* BEGIN PROVIDED RECORDS *

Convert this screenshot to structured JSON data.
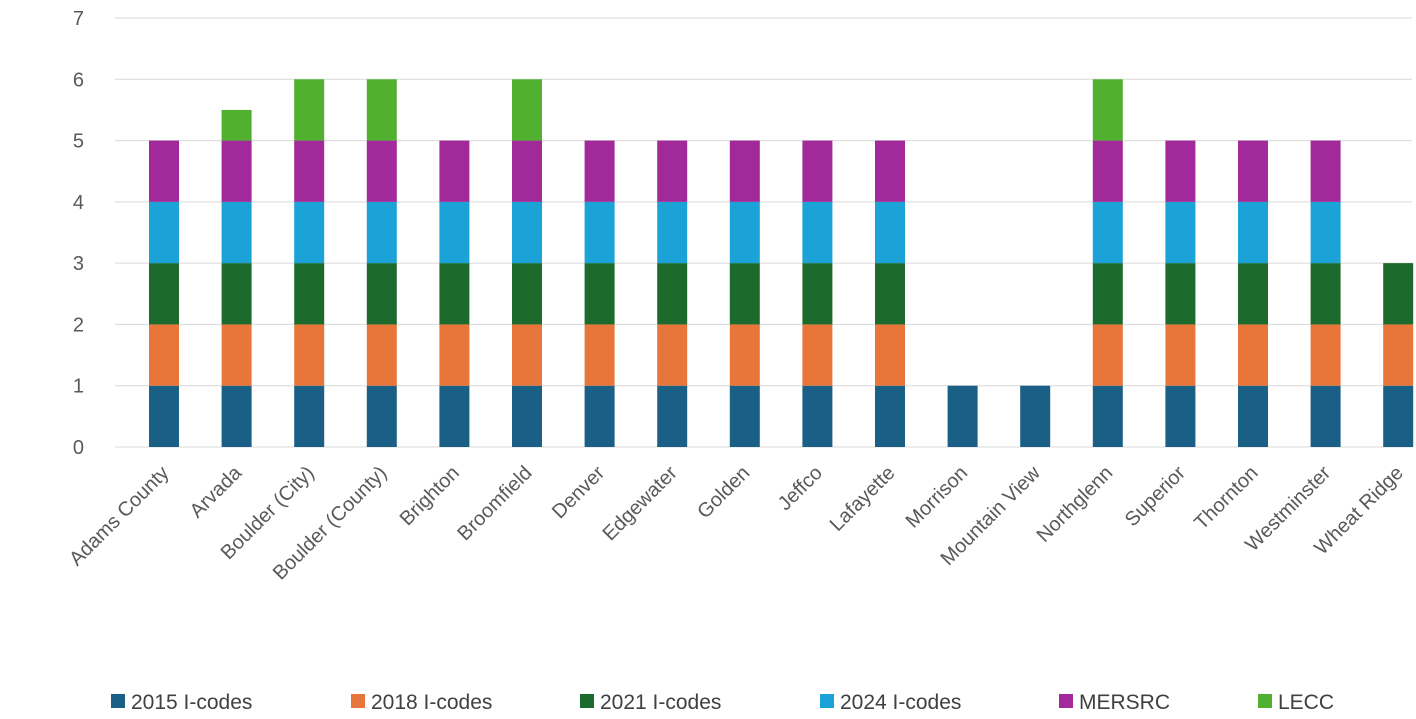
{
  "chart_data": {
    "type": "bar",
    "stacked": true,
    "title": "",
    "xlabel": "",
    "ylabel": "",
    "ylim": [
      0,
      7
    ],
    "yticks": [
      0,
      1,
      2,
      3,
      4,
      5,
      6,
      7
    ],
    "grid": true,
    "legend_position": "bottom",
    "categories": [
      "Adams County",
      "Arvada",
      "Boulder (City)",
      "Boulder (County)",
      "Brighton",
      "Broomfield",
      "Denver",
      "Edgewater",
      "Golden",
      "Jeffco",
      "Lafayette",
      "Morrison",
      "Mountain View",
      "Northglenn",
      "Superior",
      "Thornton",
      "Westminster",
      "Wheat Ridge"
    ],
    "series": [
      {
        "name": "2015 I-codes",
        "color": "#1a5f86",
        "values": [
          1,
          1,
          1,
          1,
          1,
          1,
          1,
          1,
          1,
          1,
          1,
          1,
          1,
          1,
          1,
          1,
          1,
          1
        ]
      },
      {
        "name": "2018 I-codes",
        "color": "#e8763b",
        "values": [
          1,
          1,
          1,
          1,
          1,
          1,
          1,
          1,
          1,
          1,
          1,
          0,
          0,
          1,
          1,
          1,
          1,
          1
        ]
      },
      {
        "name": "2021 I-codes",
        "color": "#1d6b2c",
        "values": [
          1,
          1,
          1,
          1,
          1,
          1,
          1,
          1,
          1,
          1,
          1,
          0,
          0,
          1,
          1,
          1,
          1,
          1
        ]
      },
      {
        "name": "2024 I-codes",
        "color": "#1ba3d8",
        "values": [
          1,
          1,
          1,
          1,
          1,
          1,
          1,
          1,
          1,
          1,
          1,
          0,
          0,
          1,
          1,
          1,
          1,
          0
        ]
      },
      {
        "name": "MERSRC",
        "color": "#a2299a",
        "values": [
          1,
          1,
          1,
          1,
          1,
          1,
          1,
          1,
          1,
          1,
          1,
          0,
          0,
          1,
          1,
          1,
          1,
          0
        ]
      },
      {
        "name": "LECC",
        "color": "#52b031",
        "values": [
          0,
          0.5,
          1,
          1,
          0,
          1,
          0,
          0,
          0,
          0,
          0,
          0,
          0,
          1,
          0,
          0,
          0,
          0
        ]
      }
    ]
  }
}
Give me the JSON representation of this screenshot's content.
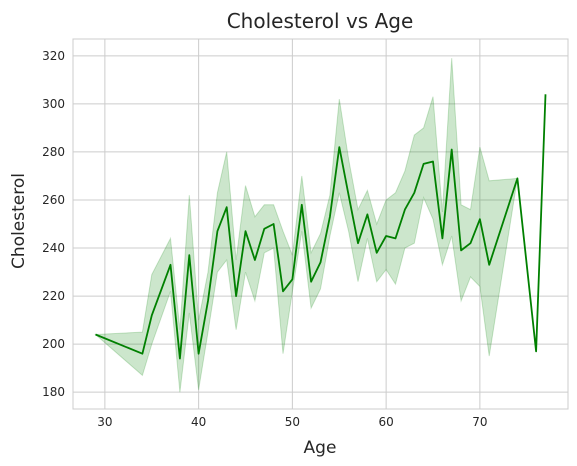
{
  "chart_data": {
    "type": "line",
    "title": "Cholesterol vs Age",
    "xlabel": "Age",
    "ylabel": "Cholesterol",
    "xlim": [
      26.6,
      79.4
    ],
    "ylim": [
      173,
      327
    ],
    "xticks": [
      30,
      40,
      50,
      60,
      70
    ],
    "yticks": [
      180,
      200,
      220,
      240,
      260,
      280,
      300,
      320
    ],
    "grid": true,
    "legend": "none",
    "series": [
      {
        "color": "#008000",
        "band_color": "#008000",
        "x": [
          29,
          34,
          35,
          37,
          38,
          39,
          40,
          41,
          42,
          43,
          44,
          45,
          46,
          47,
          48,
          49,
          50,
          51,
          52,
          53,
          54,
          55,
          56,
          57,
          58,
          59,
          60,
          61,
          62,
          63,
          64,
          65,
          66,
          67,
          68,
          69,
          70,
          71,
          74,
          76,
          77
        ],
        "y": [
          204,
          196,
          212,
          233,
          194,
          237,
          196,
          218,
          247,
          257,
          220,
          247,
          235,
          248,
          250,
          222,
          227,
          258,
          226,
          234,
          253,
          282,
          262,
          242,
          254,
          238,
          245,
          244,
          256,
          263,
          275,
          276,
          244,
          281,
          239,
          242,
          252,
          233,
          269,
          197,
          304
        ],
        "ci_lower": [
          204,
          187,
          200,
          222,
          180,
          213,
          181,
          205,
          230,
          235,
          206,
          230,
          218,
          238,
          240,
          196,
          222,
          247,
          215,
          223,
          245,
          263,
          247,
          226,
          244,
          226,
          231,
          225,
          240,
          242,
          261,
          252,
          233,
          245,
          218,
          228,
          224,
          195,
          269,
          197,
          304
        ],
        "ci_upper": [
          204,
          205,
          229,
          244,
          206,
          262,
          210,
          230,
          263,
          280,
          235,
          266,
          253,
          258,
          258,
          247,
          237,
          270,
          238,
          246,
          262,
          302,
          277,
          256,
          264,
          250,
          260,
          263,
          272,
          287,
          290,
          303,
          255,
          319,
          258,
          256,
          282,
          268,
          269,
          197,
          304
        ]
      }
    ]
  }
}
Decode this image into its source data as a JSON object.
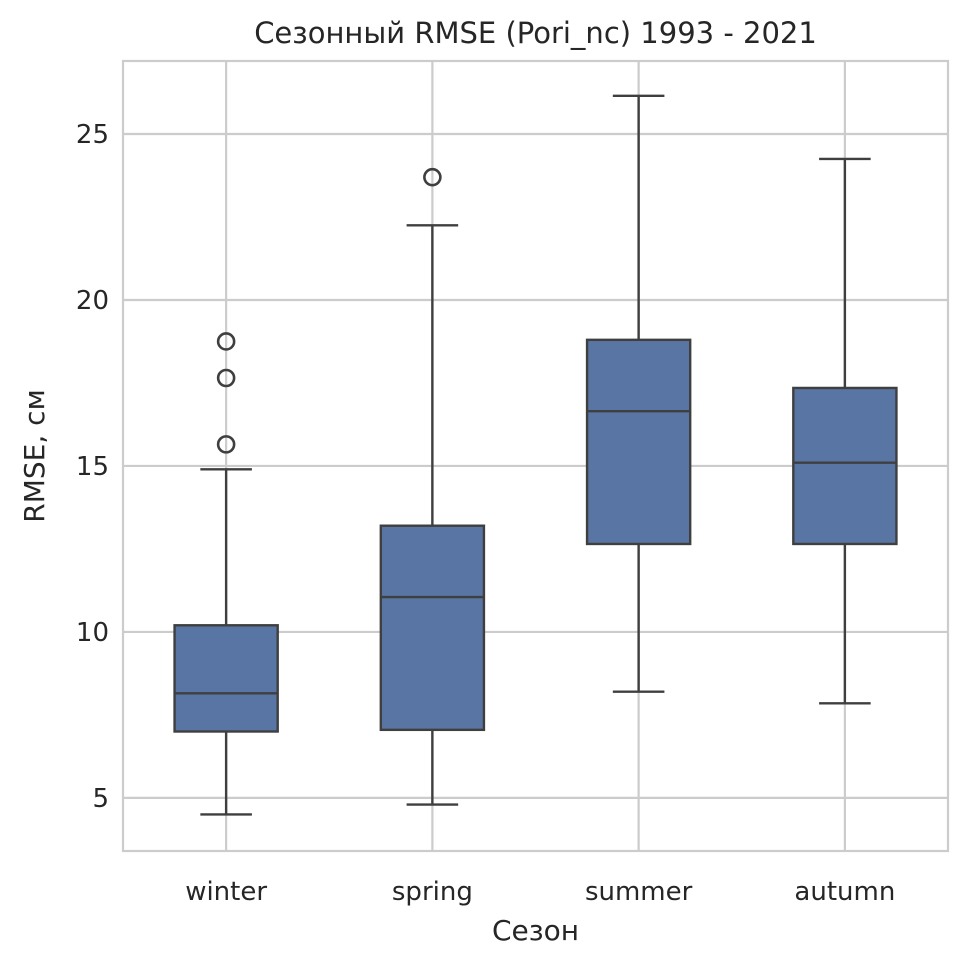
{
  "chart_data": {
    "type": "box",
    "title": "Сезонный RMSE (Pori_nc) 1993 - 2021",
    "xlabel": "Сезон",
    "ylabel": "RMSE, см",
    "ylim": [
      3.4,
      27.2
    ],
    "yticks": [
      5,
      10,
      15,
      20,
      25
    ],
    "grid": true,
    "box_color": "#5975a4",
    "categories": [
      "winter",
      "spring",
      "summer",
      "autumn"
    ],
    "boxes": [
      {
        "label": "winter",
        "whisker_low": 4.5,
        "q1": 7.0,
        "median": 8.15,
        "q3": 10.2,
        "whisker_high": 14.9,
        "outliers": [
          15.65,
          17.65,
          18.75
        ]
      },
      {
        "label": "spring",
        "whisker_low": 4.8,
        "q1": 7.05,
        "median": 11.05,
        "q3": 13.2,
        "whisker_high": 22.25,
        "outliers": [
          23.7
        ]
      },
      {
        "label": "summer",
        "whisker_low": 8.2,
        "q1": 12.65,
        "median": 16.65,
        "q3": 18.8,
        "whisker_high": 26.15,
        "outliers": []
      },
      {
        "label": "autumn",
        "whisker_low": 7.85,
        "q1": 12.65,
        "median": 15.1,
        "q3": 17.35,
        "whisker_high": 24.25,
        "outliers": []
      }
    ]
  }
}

* END PROVIDED RECORDS *

INSTRUCTIONS TO FOLLOW ::
Leave out the pictures and copy everything else in the records word for word.

TASK RESPONSE ::
Convert this screenshot to structured JSON data.
{
  "chart_data": {
    "type": "bar",
    "stacked": true,
    "title": "",
    "xlabel": "",
    "ylabel": "",
    "ylim": [
      0,
      7
    ],
    "yticks": [
      0,
      1,
      2,
      3,
      4,
      5,
      6,
      7
    ],
    "grid": true,
    "legend_position": "bottom",
    "categories": [
      "Adams County",
      "Arvada",
      "Boulder (City)",
      "Boulder (County)",
      "Brighton",
      "Broomfield",
      "Denver",
      "Edgewater",
      "Golden",
      "Jeffco",
      "Lafayette",
      "Morrison",
      "Mountain View",
      "Northglenn",
      "Superior",
      "Thornton",
      "Westminster",
      "Wheat Ridge"
    ],
    "series": [
      {
        "name": "2015 I-codes",
        "color": "#1a5f86",
        "values": [
          1,
          1,
          1,
          1,
          1,
          1,
          1,
          1,
          1,
          1,
          1,
          1,
          1,
          1,
          1,
          1,
          1,
          1
        ]
      },
      {
        "name": "2018 I-codes",
        "color": "#e8763b",
        "values": [
          1,
          1,
          1,
          1,
          1,
          1,
          1,
          1,
          1,
          1,
          1,
          0,
          0,
          1,
          1,
          1,
          1,
          1
        ]
      },
      {
        "name": "2021 I-codes",
        "color": "#1d6b2c",
        "values": [
          1,
          1,
          1,
          1,
          1,
          1,
          1,
          1,
          1,
          1,
          1,
          0,
          0,
          1,
          1,
          1,
          1,
          1
        ]
      },
      {
        "name": "2024 I-codes",
        "color": "#1ba3d8",
        "values": [
          1,
          1,
          1,
          1,
          1,
          1,
          1,
          1,
          1,
          1,
          1,
          0,
          0,
          1,
          1,
          1,
          1,
          0
        ]
      },
      {
        "name": "MERSRC",
        "color": "#a2299a",
        "values": [
          1,
          1,
          1,
          1,
          1,
          1,
          1,
          1,
          1,
          1,
          1,
          0,
          0,
          1,
          1,
          1,
          1,
          0
        ]
      },
      {
        "name": "LECC",
        "color": "#52b031",
        "values": [
          0,
          0.5,
          1,
          1,
          0,
          1,
          0,
          0,
          0,
          0,
          0,
          0,
          0,
          1,
          0,
          0,
          0,
          0
        ]
      }
    ]
  }
}
Give me the JSON representation of this screenshot's content.
{
  "chart_data": {
    "type": "line",
    "title": "Cholesterol vs Age",
    "xlabel": "Age",
    "ylabel": "Cholesterol",
    "xlim": [
      26.6,
      79.4
    ],
    "ylim": [
      173,
      327
    ],
    "xticks": [
      30,
      40,
      50,
      60,
      70
    ],
    "yticks": [
      180,
      200,
      220,
      240,
      260,
      280,
      300,
      320
    ],
    "grid": true,
    "legend": "none",
    "series": [
      {
        "color": "#008000",
        "band_color": "#008000",
        "x": [
          29,
          34,
          35,
          37,
          38,
          39,
          40,
          41,
          42,
          43,
          44,
          45,
          46,
          47,
          48,
          49,
          50,
          51,
          52,
          53,
          54,
          55,
          56,
          57,
          58,
          59,
          60,
          61,
          62,
          63,
          64,
          65,
          66,
          67,
          68,
          69,
          70,
          71,
          74,
          76,
          77
        ],
        "y": [
          204,
          196,
          212,
          233,
          194,
          237,
          196,
          218,
          247,
          257,
          220,
          247,
          235,
          248,
          250,
          222,
          227,
          258,
          226,
          234,
          253,
          282,
          262,
          242,
          254,
          238,
          245,
          244,
          256,
          263,
          275,
          276,
          244,
          281,
          239,
          242,
          252,
          233,
          269,
          197,
          304
        ],
        "ci_lower": [
          204,
          187,
          200,
          222,
          180,
          213,
          181,
          205,
          230,
          235,
          206,
          230,
          218,
          238,
          240,
          196,
          222,
          247,
          215,
          223,
          245,
          263,
          247,
          226,
          244,
          226,
          231,
          225,
          240,
          242,
          261,
          252,
          233,
          245,
          218,
          228,
          224,
          195,
          269,
          197,
          304
        ],
        "ci_upper": [
          204,
          205,
          229,
          244,
          206,
          262,
          210,
          230,
          263,
          280,
          235,
          266,
          253,
          258,
          258,
          247,
          237,
          270,
          238,
          246,
          262,
          302,
          277,
          256,
          264,
          250,
          260,
          263,
          272,
          287,
          290,
          303,
          255,
          319,
          258,
          256,
          282,
          268,
          269,
          197,
          304
        ]
      }
    ]
  }
}
Decode this image into its source data as a JSON object.
{
  "chart_data": {
    "type": "box",
    "title": "Сезонный RMSE (Pori_nc) 1993 - 2021",
    "xlabel": "Сезон",
    "ylabel": "RMSE, см",
    "ylim": [
      3.4,
      27.2
    ],
    "yticks": [
      5,
      10,
      15,
      20,
      25
    ],
    "grid": true,
    "box_color": "#5975a4",
    "categories": [
      "winter",
      "spring",
      "summer",
      "autumn"
    ],
    "boxes": [
      {
        "label": "winter",
        "whisker_low": 4.5,
        "q1": 7.0,
        "median": 8.15,
        "q3": 10.2,
        "whisker_high": 14.9,
        "outliers": [
          15.65,
          17.65,
          18.75
        ]
      },
      {
        "label": "spring",
        "whisker_low": 4.8,
        "q1": 7.05,
        "median": 11.05,
        "q3": 13.2,
        "whisker_high": 22.25,
        "outliers": [
          23.7
        ]
      },
      {
        "label": "summer",
        "whisker_low": 8.2,
        "q1": 12.65,
        "median": 16.65,
        "q3": 18.8,
        "whisker_high": 26.15,
        "outliers": []
      },
      {
        "label": "autumn",
        "whisker_low": 7.85,
        "q1": 12.65,
        "median": 15.1,
        "q3": 17.35,
        "whisker_high": 24.25,
        "outliers": []
      }
    ]
  }
}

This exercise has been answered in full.